**Exercise tasks:**
A. In the forum post about dating an older classmate, how long had the girlfriend been married before she learned her husband had another family?
B. Name every person the forum post about dating an older classmate mentions besides its writer.
C. Resume the forum post about dating an older classmate at the point where it stops.

**Source document:**
┌──

Long-time lurker, new poster here with a situation that I hope is nowhere near as unique as I think it is. Anyway, I'll begin with a story about my current relationship and ask the questions that I am seeking answers to afterwards. So, here goes...

 

About a year ago, I began a relationship with a classmate of mine almost two decades my senior (we're both back in school right now for second degrees in a high demand field). Although we initially agreed to a short-term, sexual relationship (i.e., one that would last until we both graduated), things quickly escalated into the old-fashioned way of doing things (you know, the kind of relationship where there are mutual feeling for each other and plans for the future are made).

 

Now, my girlfriend's story is quite heartbreaking: after 20 years of marriage with a man she met in college, she found out that he had married another woman and had started another family (according to her, although she had had inklings of him having another family, she only left him when she had definitive proof of their existence).

 

However, before she left him, there was a period of two years or so where my girlfriend had also been unfaithful and, during the weekend when we first started having sex with each other, she told me that not only had she made "videos" with one of the men she had had an extramarital affair with, but that she still kept in contact with this same man. I initially had no problem with her still talking to this ex-lover of hers and, to be honest, I was thrilled that she had made "videos" with this other man since I am extremely voyeuristic and I anxiously wanted to see them (for the record, she, at least at first, agreed to show me these videos when she found them in storage).

└──

**Given information:**
┌──

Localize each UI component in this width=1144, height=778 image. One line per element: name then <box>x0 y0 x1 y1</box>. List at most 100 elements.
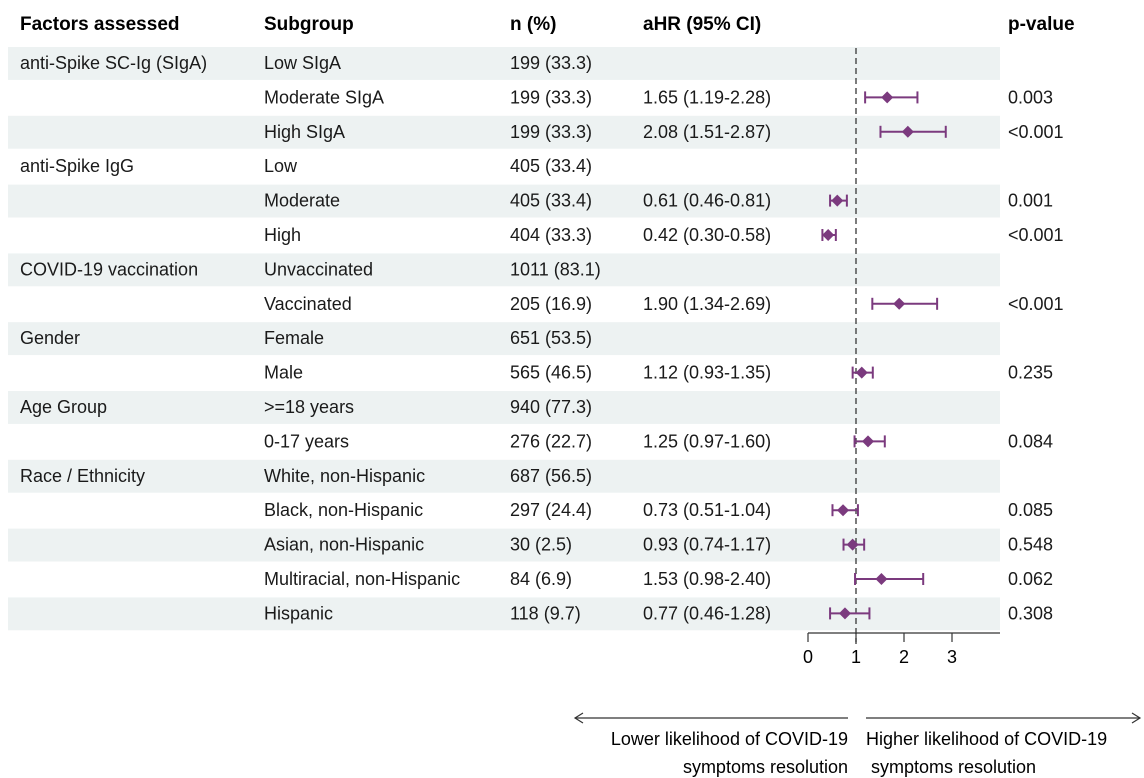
row-stripe <box>8 115 1000 149</box>
forest-mark <box>864 91 919 104</box>
pvalue-cell: <0.001 <box>1008 225 1064 245</box>
right-arrow-head <box>1131 712 1142 724</box>
left-arrow-head <box>573 712 584 724</box>
n-cell: 30 (2.5) <box>510 535 572 555</box>
table-row: Male 565 (46.5) 1.12 (0.93-1.35) 0.235 <box>264 363 1053 383</box>
header-factors: Factors assessed <box>20 14 180 35</box>
x-tick-label: 0 <box>803 647 813 667</box>
direction-annotations: Lower likelihood of COVID-19 symptoms re… <box>573 712 1142 777</box>
row-stripe <box>8 253 1000 287</box>
subgroup-cell: Moderate <box>264 191 340 211</box>
forest-mark <box>821 229 837 241</box>
subgroup-cell: Multiracial, non-Hispanic <box>264 569 460 589</box>
table-rows: anti-Spike SC-Ig (SIgA) Low SIgA 199 (33.3… <box>20 53 1064 623</box>
ahr-cell: 0.93 (0.74-1.17) <box>643 535 771 555</box>
n-cell: 118 (9.7) <box>510 603 581 623</box>
estimate-diamond <box>837 504 850 517</box>
subgroup-cell: High SIgA <box>264 122 345 142</box>
table-header: Factors assessed Subgroup n (%) aHR (95%… <box>20 14 1075 35</box>
table-row: Gender Female 651 (53.5) <box>20 328 592 348</box>
factor-cell: anti-Spike SC-Ig (SIgA) <box>20 53 207 73</box>
subgroup-cell: >=18 years <box>264 397 354 417</box>
ahr-cell: 1.53 (0.98-2.40) <box>643 569 771 589</box>
factor-cell: Gender <box>20 328 80 348</box>
x-tick-label: 2 <box>899 647 909 667</box>
x-tick-label: 1 <box>851 647 861 667</box>
n-cell: 199 (33.3) <box>510 122 592 142</box>
header-subgroup: Subgroup <box>264 14 354 35</box>
table-row: Black, non-Hispanic 297 (24.4) 0.73 (0.51-… <box>264 500 1053 520</box>
n-cell: 297 (24.4) <box>510 500 592 520</box>
right-label-line1: Higher likelihood of COVID-19 <box>866 729 1107 749</box>
factor-cell: COVID-19 vaccination <box>20 259 198 279</box>
row-stripe <box>8 322 1000 356</box>
table-row: anti-Spike IgG Low 405 (33.4) <box>20 156 592 176</box>
n-cell: 276 (22.7) <box>510 431 592 451</box>
ahr-cell: 1.12 (0.93-1.35) <box>643 363 771 383</box>
subgroup-cell: Female <box>264 328 324 348</box>
estimate-diamond <box>901 125 914 138</box>
table-row: High SIgA 199 (33.3) 2.08 (1.51-2.87) <0.00… <box>264 122 1064 142</box>
forest-mark <box>829 194 848 207</box>
row-stripe <box>8 391 1000 424</box>
forest-mark <box>842 538 866 551</box>
subgroup-cell: Low SIgA <box>264 53 341 73</box>
estimate-diamond <box>822 229 835 241</box>
ahr-cell: 0.73 (0.51-1.04) <box>643 500 771 520</box>
n-cell: 940 (77.3) <box>510 397 592 417</box>
table-row: anti-Spike SC-Ig (SIgA) Low SIgA 199 (33.3… <box>20 53 592 73</box>
factor-cell: Race / Ethnicity <box>20 466 145 486</box>
table-row: 0-17 years 276 (22.7) 1.25 (0.97-1.60) 0.08… <box>264 431 1053 451</box>
pvalue-cell: 0.235 <box>1008 363 1053 383</box>
ahr-cell: 2.08 (1.51-2.87) <box>643 122 771 142</box>
subgroup-cell: Vaccinated <box>264 294 352 314</box>
n-cell: 405 (33.4) <box>510 191 592 211</box>
subgroup-cell: Unvaccinated <box>264 259 373 279</box>
pvalue-cell: 0.062 <box>1008 569 1053 589</box>
table-row: Race / Ethnicity White, non-Hispanic 687 (… <box>20 466 592 486</box>
factor-cell: anti-Spike IgG <box>20 156 134 176</box>
n-cell: 1011 (83.1) <box>510 259 601 279</box>
forest-mark <box>851 366 874 379</box>
table-row: Moderate SIgA 199 (33.3) 1.65 (1.19-2.28) 0… <box>264 87 1053 107</box>
n-cell: 404 (33.3) <box>510 225 592 245</box>
estimate-diamond <box>838 607 851 620</box>
n-cell: 565 (46.5) <box>510 363 592 383</box>
estimate-diamond <box>831 194 844 207</box>
n-cell: 651 (53.5) <box>510 328 592 348</box>
left-label-line1: Lower likelihood of COVID-19 <box>611 729 848 749</box>
forest-mark <box>854 573 925 585</box>
table-row: Asian, non-Hispanic 30 (2.5) 0.93 (0.74-1.… <box>264 535 1053 555</box>
subgroup-cell: 0-17 years <box>264 431 349 451</box>
pvalue-cell: 0.548 <box>1008 535 1053 555</box>
subgroup-cell: Male <box>264 363 303 383</box>
row-stripe <box>8 47 1000 80</box>
header-pvalue: p-value <box>1008 14 1075 35</box>
row-stripe <box>8 459 1000 493</box>
forest-mark <box>831 504 859 517</box>
table-row: Hispanic 118 (9.7) 0.77 (0.46-1.28) 0.308 <box>264 603 1053 623</box>
estimate-diamond <box>855 366 868 379</box>
header-n: n (%) <box>510 14 556 35</box>
pvalue-cell: <0.001 <box>1008 122 1064 142</box>
header-ahr: aHR (95% CI) <box>643 14 761 35</box>
ahr-cell: 1.65 (1.19-2.28) <box>643 87 771 107</box>
row-stripes <box>8 47 1000 631</box>
forest-marks <box>821 91 947 620</box>
estimate-diamond <box>875 573 888 585</box>
ahr-cell: 0.77 (0.46-1.28) <box>643 603 771 623</box>
x-tick-label: 3 <box>947 647 957 667</box>
table-row: COVID-19 vaccination Unvaccinated 1011 (83… <box>20 259 601 279</box>
forest-mark <box>879 125 947 138</box>
pvalue-cell: <0.001 <box>1008 294 1064 314</box>
subgroup-cell: Asian, non-Hispanic <box>264 535 424 555</box>
forest-mark <box>829 607 871 620</box>
table-row: Moderate 405 (33.4) 0.61 (0.46-0.81) 0.001 <box>264 191 1053 211</box>
ahr-cell: 0.61 (0.46-0.81) <box>643 191 771 211</box>
right-label-line2: symptoms resolution <box>871 757 1036 777</box>
estimate-diamond <box>846 538 859 551</box>
pvalue-cell: 0.084 <box>1008 431 1053 451</box>
n-cell: 687 (56.5) <box>510 466 592 486</box>
pvalue-cell: 0.003 <box>1008 87 1053 107</box>
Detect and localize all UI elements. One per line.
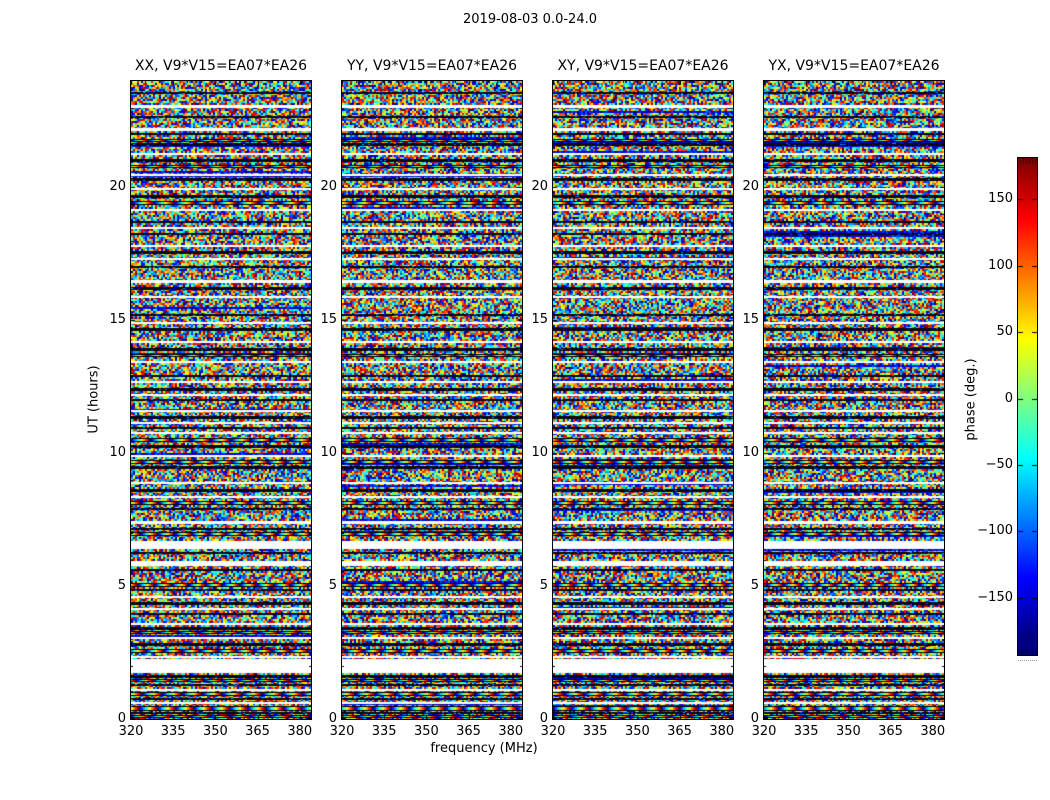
ytick-label: 15: [531, 312, 548, 328]
ytick-label: 5: [117, 578, 126, 594]
colorbar-tick-label: 150: [988, 191, 1013, 207]
ytick-label: 10: [320, 445, 337, 461]
xtick-label: 320: [540, 724, 566, 739]
panel-title-xy: XY, V9*V15=EA07*EA26: [557, 58, 729, 74]
ytick-label: 15: [320, 312, 337, 328]
ytick-label: 20: [320, 179, 337, 195]
ytick-label: 10: [109, 445, 126, 461]
xtick-label: 320: [118, 724, 144, 739]
x-axis-label: frequency (MHz): [430, 741, 538, 756]
colorbar-tick-label: 0: [1004, 390, 1013, 406]
xtick-label: 350: [202, 724, 228, 739]
colorbar-tick-label: −50: [985, 456, 1013, 472]
xtick-label: 320: [329, 724, 355, 739]
xtick-label: 335: [793, 724, 819, 739]
xtick-label: 335: [582, 724, 608, 739]
heatmap-canvas-yx: [764, 81, 944, 719]
ytick-label: 20: [531, 179, 548, 195]
ytick-label: 20: [742, 179, 759, 195]
ytick-label: 15: [109, 312, 126, 328]
colorbar-canvas: [1018, 158, 1037, 655]
xtick-label: 365: [456, 724, 481, 739]
xtick-label: 365: [245, 724, 270, 739]
heatmap-canvas-xx: [131, 81, 311, 719]
panel-title-xx: XX, V9*V15=EA07*EA26: [134, 58, 308, 74]
xtick-label: 380: [920, 724, 946, 739]
xtick-label: 335: [160, 724, 186, 739]
ytick-label: 10: [531, 445, 548, 461]
ytick-label: 0: [117, 711, 126, 726]
heatmap-panel-xy: [552, 80, 734, 720]
ytick-label: 5: [750, 578, 759, 594]
xtick-label: 350: [624, 724, 650, 739]
heatmap-panel-yy: [341, 80, 523, 720]
panel-title-yy: YY, V9*V15=EA07*EA26: [346, 58, 518, 74]
ytick-label: 0: [539, 711, 548, 726]
ytick-label: 0: [328, 711, 337, 726]
ytick-label: 5: [539, 578, 548, 594]
heatmap-panel-yx: [763, 80, 945, 720]
xtick-label: 350: [835, 724, 861, 739]
xtick-label: 380: [287, 724, 313, 739]
xtick-label: 350: [413, 724, 439, 739]
figure-title: 2019-08-03 0.0-24.0: [463, 12, 597, 27]
colorbar-tick-label: −150: [977, 589, 1013, 605]
ytick-label: 15: [742, 312, 759, 328]
ytick-label: 5: [328, 578, 337, 594]
heatmap-panel-xx: [130, 80, 312, 720]
colorbar-tick-label: 50: [996, 324, 1013, 340]
ytick-label: 0: [750, 711, 759, 726]
colorbar-extend-dots: [1018, 660, 1037, 661]
xtick-label: 365: [878, 724, 903, 739]
xtick-label: 380: [498, 724, 524, 739]
panel-title-yx: YX, V9*V15=EA07*EA26: [768, 58, 940, 74]
colorbar: [1017, 157, 1038, 656]
ytick-label: 20: [109, 179, 126, 195]
ytick-label: 10: [742, 445, 759, 461]
colorbar-tick-label: 100: [988, 257, 1013, 273]
heatmap-canvas-yy: [342, 81, 522, 719]
colorbar-tick-label: −100: [977, 523, 1013, 539]
xtick-label: 365: [667, 724, 692, 739]
y-axis-label: UT (hours): [86, 365, 102, 434]
xtick-label: 320: [751, 724, 777, 739]
xtick-label: 335: [371, 724, 397, 739]
heatmap-canvas-xy: [553, 81, 733, 719]
xtick-label: 380: [709, 724, 735, 739]
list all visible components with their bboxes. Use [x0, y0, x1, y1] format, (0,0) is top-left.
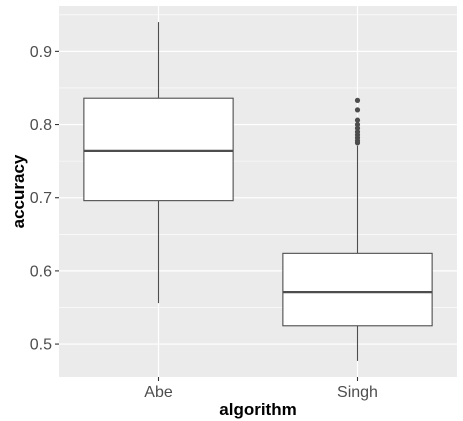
- outlier-point: [354, 121, 361, 128]
- x-axis-ticks: Abe Singh: [144, 377, 378, 401]
- outlier-point: [354, 117, 361, 123]
- y-tick-label: 0.9: [30, 44, 52, 61]
- outlier-point: [354, 129, 361, 135]
- x-axis-title: algorithm: [219, 400, 296, 419]
- y-tick-label: 0.7: [30, 190, 52, 207]
- box-singh: [282, 97, 433, 361]
- y-axis-title: accuracy: [9, 154, 28, 228]
- y-tick-label: 0.6: [30, 263, 52, 280]
- outlier-point: [354, 97, 361, 103]
- outlier-point: [354, 125, 361, 131]
- y-tick-label: 0.5: [30, 337, 52, 354]
- iqr-box: [83, 97, 234, 202]
- y-axis-ticks: 0.5 0.6 0.7 0.8 0.9: [30, 44, 59, 354]
- x-tick-label: Singh: [337, 384, 378, 401]
- x-tick-label: Abe: [144, 384, 173, 401]
- y-tick-label: 0.8: [30, 117, 52, 134]
- box-abe: [83, 22, 234, 304]
- iqr-box: [282, 252, 433, 327]
- outlier-point: [354, 107, 361, 113]
- boxes-layer: [83, 22, 433, 361]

└──

**Outputs in order:**
A. 20 years.

B.
- The girlfriend, a classmate almost two decades older than the writer
- Her husband of 20 years, whom she met in college
- The other woman her husband married
- The man she had an extramarital affair with, made "videos" with, and still keeps in contact with

C.
A month or so after we started seeing each other (and after we had decided that we cared for each other), my girlfriend begins to act really moody. After several attempts of asking her what's wrong, she finally screams at me that she doesn't feel comfortable talking about it and that it's something she has to handle herself. I let the issue go, but I then find out about a week or so later that the reason she was so upset was that this ex-lover of hers had threatened to come from overseas and see her because she had told him that she was now involved with someone else. After I let her know that what she did was NOT OK at all and completely violated my trust in her, and after she admitted that what she did was grounds for termination of our relationship, I told her that I still wanted to see her but that it went without saying that she could no longer talk with this man.

 

Now, about four months ago, after a relatively calm period of us being together, this ex of hers begins to call and text her non-stop. After letting her know how much it bothered me that he still called, she finally blocked his number from her phone and, to the best of my knowledge, she hasn't heard a thing from him since. However, about two months ago, she also let me know that she had found her old camera (the one she had made "videos" on) and that she had thrown away the videos of her and her ex and that she had done so for two reasons: one, I wouldn't be able to handle the videos, and, two, she wouldn't be OK with seeing me in a video with another woman.

 

I was extremely upset when she first told me this and the issue has been unresolved on my part since then for at least three reasons: one, this was something that she had originally agreed to let me see and that I really, really wanted to see; two, she gets a smirk on her face whenever I bring up how upset this makes me; and three, although she probably did throw something away, I don't think she threw everything away.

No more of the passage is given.